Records
▼

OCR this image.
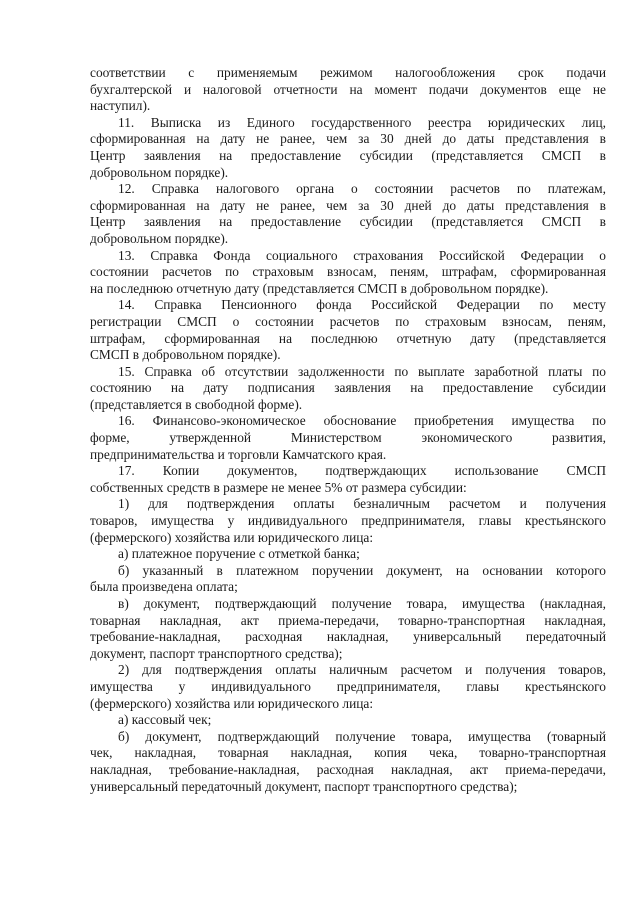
соответствии с применяемым режимом налогообложения срок подачи
бухгалтерской и налоговой отчетности на момент подачи документов еще не
наступил).
11. Выписка из Единого государственного реестра юридических лиц,
сформированная на дату не ранее, чем за 30 дней до даты представления в
Центр заявления на предоставление субсидии (представляется СМСП в
добровольном порядке).
12. Справка налогового органа о состоянии расчетов по платежам,
сформированная на дату не ранее, чем за 30 дней до даты представления в
Центр заявления на предоставление субсидии (представляется СМСП в
добровольном порядке).
13. Справка Фонда социального страхования Российской Федерации о
состоянии расчетов по страховым взносам, пеням, штрафам, сформированная
на последнюю отчетную дату (представляется СМСП в добровольном порядке).
14. Справка Пенсионного фонда Российской Федерации по месту
регистрации СМСП о состоянии расчетов по страховым взносам, пеням,
штрафам, сформированная на последнюю отчетную дату (представляется
СМСП в добровольном порядке).
15. Справка об отсутствии задолженности по выплате заработной платы по
состоянию на дату подписания заявления на предоставление субсидии
(представляется в свободной форме).
16. Финансово-экономическое обоснование приобретения имущества по
форме, утвержденной Министерством экономического развития,
предпринимательства и торговли Камчатского края.
17. Копии документов, подтверждающих использование СМСП
собственных средств в размере не менее 5% от размера субсидии:
1) для подтверждения оплаты безналичным расчетом и получения
товаров, имущества у индивидуального предпринимателя, главы крестьянского
(фермерского) хозяйства или юридического лица:
а) платежное поручение с отметкой банка;
б) указанный в платежном поручении документ, на основании которого
была произведена оплата;
в) документ, подтверждающий получение товара, имущества (накладная,
товарная накладная, акт приема-передачи, товарно-транспортная накладная,
требование-накладная, расходная накладная, универсальный передаточный
документ, паспорт транспортного средства);
2) для подтверждения оплаты наличным расчетом и получения товаров,
имущества у индивидуального предпринимателя, главы крестьянского
(фермерского) хозяйства или юридического лица:
а) кассовый чек;
б) документ, подтверждающий получение товара, имущества (товарный
чек, накладная, товарная накладная, копия чека, товарно-транспортная
накладная, требование-накладная, расходная накладная, акт приема-передачи,
универсальный передаточный документ, паспорт транспортного средства);
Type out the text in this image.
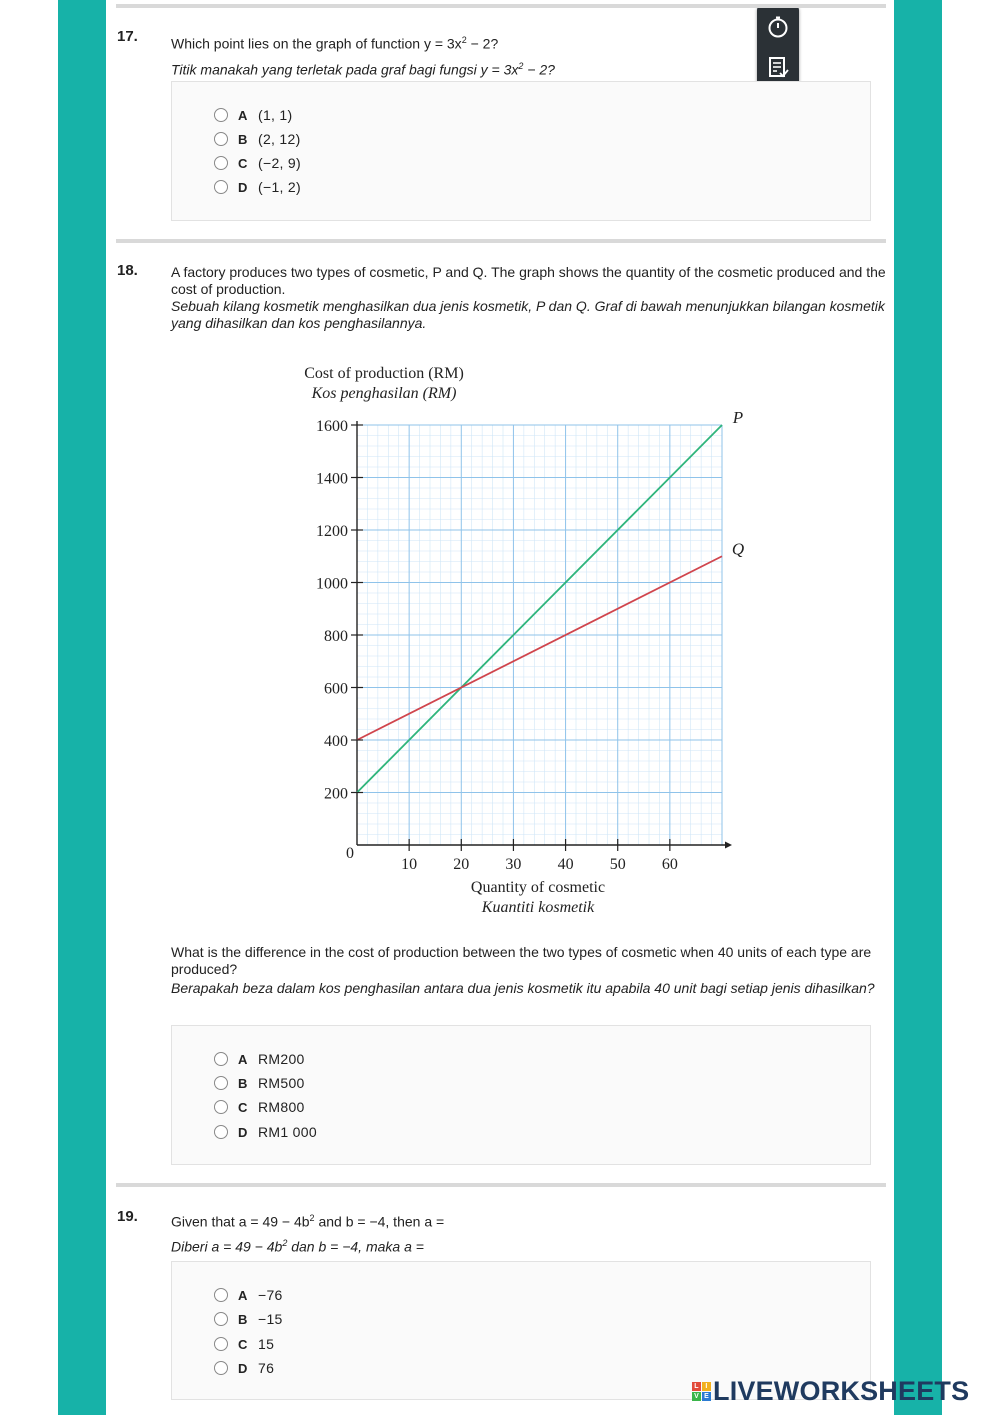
17. Which point lies on the graph of function $y = 3x^2 - 2$?
Titik manakah yang terletak pada graf bagi fungsi $y = 3x^2 - 2$?
A (1, 1)
B (2, 12)
C (−2, 9)
D (−1, 2)
18. A factory produces two types of cosmetic, P and Q. The graph shows the quantity of the cosmetic produced and the cost of production.
Sebuah kilang kosmetik menghasilkan dua jenis kosmetik, P dan Q. Graf di bawah menunjukkan bilangan kosmetik yang dihasilkan dan kos penghasilannya.
Cost of production (RM)
Kos penghasilan (RM)
P
Q
10 20 30 40 50 60
200
400
600
800
1000
1200
1600
1400
0
Quantity of cosmetic
Kuantiti kosmetik
What is the difference in the cost of production between the two types of cosmetic when 40 units of each type are produced?
Berapakah beza dalam kos penghasilan antara dua jenis kosmetik itu apabila 40 unit bagi setiap jenis dihasilkan?
A RM200
B RM500
C RM800
D RM1 000
19. Given that $a = 49 - 4b^2$ and b = −4, then a =
Diberi $a = 49 - 4b^2$ dan b = −4, maka a =
A −76
B −15
C 15
D 76
L I
V E LIVEWORKSHEETS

▲

### [TASK]
Copy out each line exactly, without the pictures.

### [TASK SOLUTION]
OCR this image.
соответствии с применяемым режимом налогообложения срок подачи
бухгалтерской и налоговой отчетности на момент подачи документов еще не
наступил).
11. Выписка из Единого государственного реестра юридических лиц,
сформированная на дату не ранее, чем за 30 дней до даты представления в
Центр заявления на предоставление субсидии (представляется СМСП в
добровольном порядке).
12. Справка налогового органа о состоянии расчетов по платежам,
сформированная на дату не ранее, чем за 30 дней до даты представления в
Центр заявления на предоставление субсидии (представляется СМСП в
добровольном порядке).
13. Справка Фонда социального страхования Российской Федерации о
состоянии расчетов по страховым взносам, пеням, штрафам, сформированная
на последнюю отчетную дату (представляется СМСП в добровольном порядке).
14. Справка Пенсионного фонда Российской Федерации по месту
регистрации СМСП о состоянии расчетов по страховым взносам, пеням,
штрафам, сформированная на последнюю отчетную дату (представляется
СМСП в добровольном порядке).
15. Справка об отсутствии задолженности по выплате заработной платы по
состоянию на дату подписания заявления на предоставление субсидии
(представляется в свободной форме).
16. Финансово-экономическое обоснование приобретения имущества по
форме, утвержденной Министерством экономического развития,
предпринимательства и торговли Камчатского края.
17. Копии документов, подтверждающих использование СМСП
собственных средств в размере не менее 5% от размера субсидии:
1) для подтверждения оплаты безналичным расчетом и получения
товаров, имущества у индивидуального предпринимателя, главы крестьянского
(фермерского) хозяйства или юридического лица:
а) платежное поручение с отметкой банка;
б) указанный в платежном поручении документ, на основании которого
была произведена оплата;
в) документ, подтверждающий получение товара, имущества (накладная,
товарная накладная, акт приема-передачи, товарно-транспортная накладная,
требование-накладная, расходная накладная, универсальный передаточный
документ, паспорт транспортного средства);
2) для подтверждения оплаты наличным расчетом и получения товаров,
имущества у индивидуального предпринимателя, главы крестьянского
(фермерского) хозяйства или юридического лица:
а) кассовый чек;
б) документ, подтверждающий получение товара, имущества (товарный
чек, накладная, товарная накладная, копия чека, товарно-транспортная
накладная, требование-накладная, расходная накладная, акт приема-передачи,
универсальный передаточный документ, паспорт транспортного средства);
Type out the text in this image.
17. Which point lies on the graph of function $y = 3x^2 - 2$?
Titik manakah yang terletak pada graf bagi fungsi $y = 3x^2 - 2$?
A (1, 1)
B (2, 12)
C (−2, 9)
D (−1, 2)
18. A factory produces two types of cosmetic, P and Q. The graph shows the quantity of the cosmetic produced and the cost of production.
Sebuah kilang kosmetik menghasilkan dua jenis kosmetik, P dan Q. Graf di bawah menunjukkan bilangan kosmetik yang dihasilkan dan kos penghasilannya.
Cost of production (RM)
Kos penghasilan (RM)
P
Q
10 20 30 40 50 60
200
400
600
800
1000
1200
1600
1400
0
Quantity of cosmetic
Kuantiti kosmetik
What is the difference in the cost of production between the two types of cosmetic when 40 units of each type are produced?
Berapakah beza dalam kos penghasilan antara dua jenis kosmetik itu apabila 40 unit bagi setiap jenis dihasilkan?
A RM200
B RM500
C RM800
D RM1 000
19. Given that $a = 49 - 4b^2$ and b = −4, then a =
Diberi $a = 49 - 4b^2$ dan b = −4, maka a =
A −76
B −15
C 15
D 76
L I
V E LIVEWORKSHEETS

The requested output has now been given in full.